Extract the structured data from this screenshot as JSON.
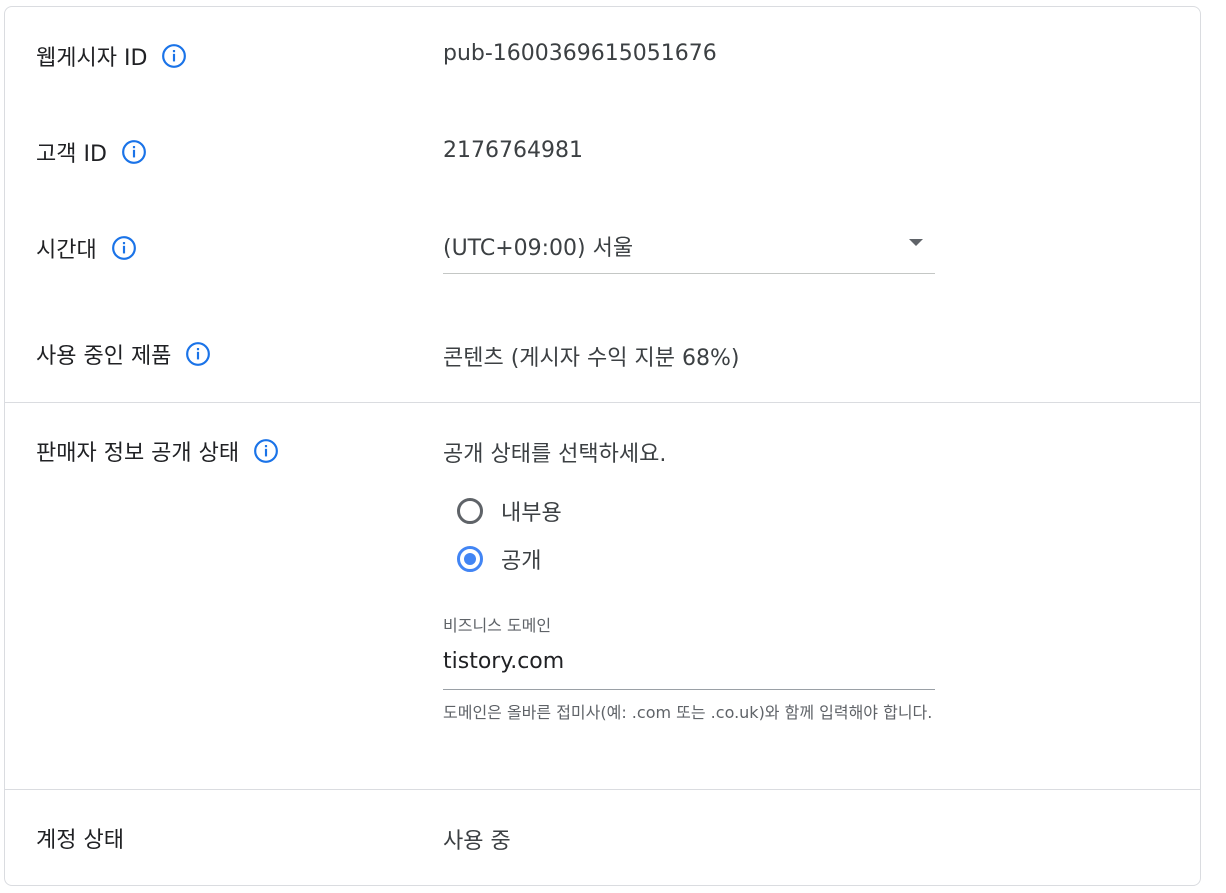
{
  "rows": {
    "website_id": {
      "label": "웹게시자 ID",
      "value": "pub-1600369615051676"
    },
    "customer_id": {
      "label": "고객 ID",
      "value": "2176764981"
    },
    "timezone": {
      "label": "시간대",
      "value": "(UTC+09:00) 서울"
    },
    "products": {
      "label": "사용 중인 제품",
      "value": "콘텐츠 (게시자 수익 지분 68%)"
    },
    "seller_info": {
      "label": "판매자 정보 공개 상태",
      "prompt": "공개 상태를 선택하세요.",
      "options": [
        {
          "label": "내부용",
          "checked": false
        },
        {
          "label": "공개",
          "checked": true
        }
      ],
      "domain_field": {
        "label": "비즈니스 도메인",
        "value": "tistory.com",
        "helper": "도메인은 올바른 접미사(예: .com 또는 .co.uk)와 함께 입력해야 합니다."
      }
    },
    "account_status": {
      "label": "계정 상태",
      "value": "사용 중"
    }
  },
  "colors": {
    "accent": "#4285f4",
    "info_icon": "#1a73e8",
    "divider": "#dadce0"
  }
}
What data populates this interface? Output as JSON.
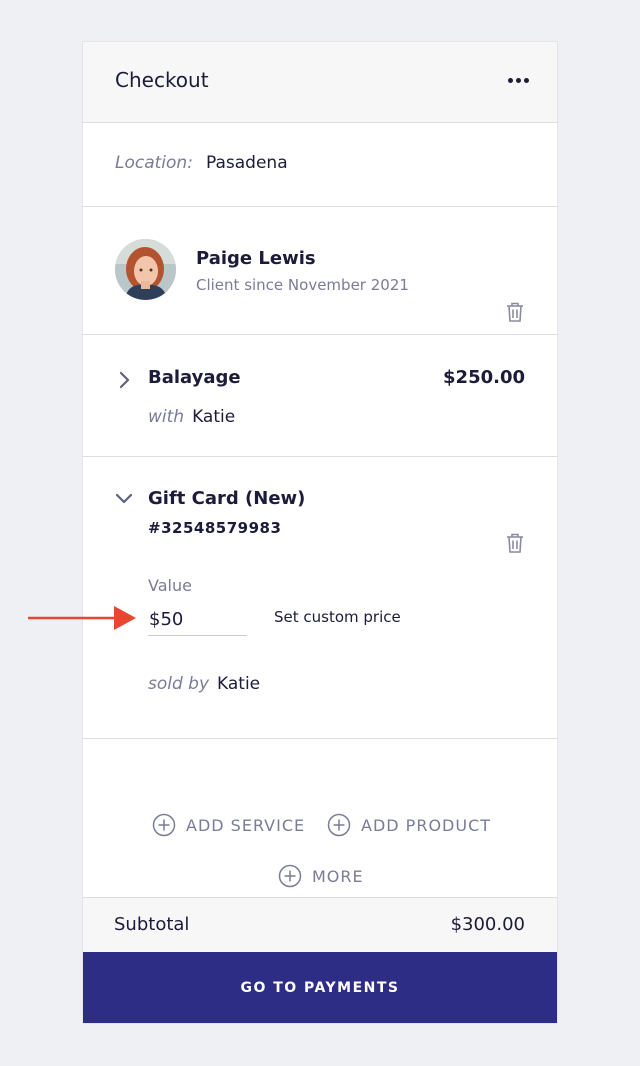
{
  "header": {
    "title": "Checkout",
    "more_icon": "more-horizontal-icon"
  },
  "location": {
    "label": "Location:",
    "value": "Pasadena"
  },
  "client": {
    "name": "Paige Lewis",
    "since": "Client since November 2021",
    "delete_icon": "trash-icon"
  },
  "service": {
    "name": "Balayage",
    "price": "$250.00",
    "with_label": "with",
    "staff": "Katie",
    "expand_icon": "chevron-right-icon"
  },
  "gift_card": {
    "name": "Gift Card (New)",
    "number": "#32548579983",
    "value_label": "Value",
    "value": "$50",
    "custom_price_label": "Set custom price",
    "sold_by_label": "sold by",
    "sold_by": "Katie",
    "collapse_icon": "chevron-down-icon",
    "delete_icon": "trash-icon"
  },
  "actions": {
    "add_service": "ADD SERVICE",
    "add_product": "ADD PRODUCT",
    "more": "MORE"
  },
  "summary": {
    "subtotal_label": "Subtotal",
    "subtotal_value": "$300.00"
  },
  "footer": {
    "pay_button": "GO TO PAYMENTS"
  },
  "colors": {
    "background": "#eef0f4",
    "primary_button": "#2e2d86",
    "text_primary": "#1c1c3a",
    "text_muted": "#7a7c97",
    "annotation_arrow": "#e8472f"
  }
}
==================================================
= Short problem =
Every record must be copied exactly, with images dropped from the result.

= Correct response =
Extract the structured data from this screenshot as JSON.
{
  "rows": {
    "website_id": {
      "label": "웹게시자 ID",
      "value": "pub-1600369615051676"
    },
    "customer_id": {
      "label": "고객 ID",
      "value": "2176764981"
    },
    "timezone": {
      "label": "시간대",
      "value": "(UTC+09:00) 서울"
    },
    "products": {
      "label": "사용 중인 제품",
      "value": "콘텐츠 (게시자 수익 지분 68%)"
    },
    "seller_info": {
      "label": "판매자 정보 공개 상태",
      "prompt": "공개 상태를 선택하세요.",
      "options": [
        {
          "label": "내부용",
          "checked": false
        },
        {
          "label": "공개",
          "checked": true
        }
      ],
      "domain_field": {
        "label": "비즈니스 도메인",
        "value": "tistory.com",
        "helper": "도메인은 올바른 접미사(예: .com 또는 .co.uk)와 함께 입력해야 합니다."
      }
    },
    "account_status": {
      "label": "계정 상태",
      "value": "사용 중"
    }
  },
  "colors": {
    "accent": "#4285f4",
    "info_icon": "#1a73e8",
    "divider": "#dadce0"
  }
}
What data populates this interface? Output as JSON.
{
  "header": {
    "title": "Checkout",
    "more_icon": "more-horizontal-icon"
  },
  "location": {
    "label": "Location:",
    "value": "Pasadena"
  },
  "client": {
    "name": "Paige Lewis",
    "since": "Client since November 2021",
    "delete_icon": "trash-icon"
  },
  "service": {
    "name": "Balayage",
    "price": "$250.00",
    "with_label": "with",
    "staff": "Katie",
    "expand_icon": "chevron-right-icon"
  },
  "gift_card": {
    "name": "Gift Card (New)",
    "number": "#32548579983",
    "value_label": "Value",
    "value": "$50",
    "custom_price_label": "Set custom price",
    "sold_by_label": "sold by",
    "sold_by": "Katie",
    "collapse_icon": "chevron-down-icon",
    "delete_icon": "trash-icon"
  },
  "actions": {
    "add_service": "ADD SERVICE",
    "add_product": "ADD PRODUCT",
    "more": "MORE"
  },
  "summary": {
    "subtotal_label": "Subtotal",
    "subtotal_value": "$300.00"
  },
  "footer": {
    "pay_button": "GO TO PAYMENTS"
  },
  "colors": {
    "background": "#eef0f4",
    "primary_button": "#2e2d86",
    "text_primary": "#1c1c3a",
    "text_muted": "#7a7c97",
    "annotation_arrow": "#e8472f"
  }
}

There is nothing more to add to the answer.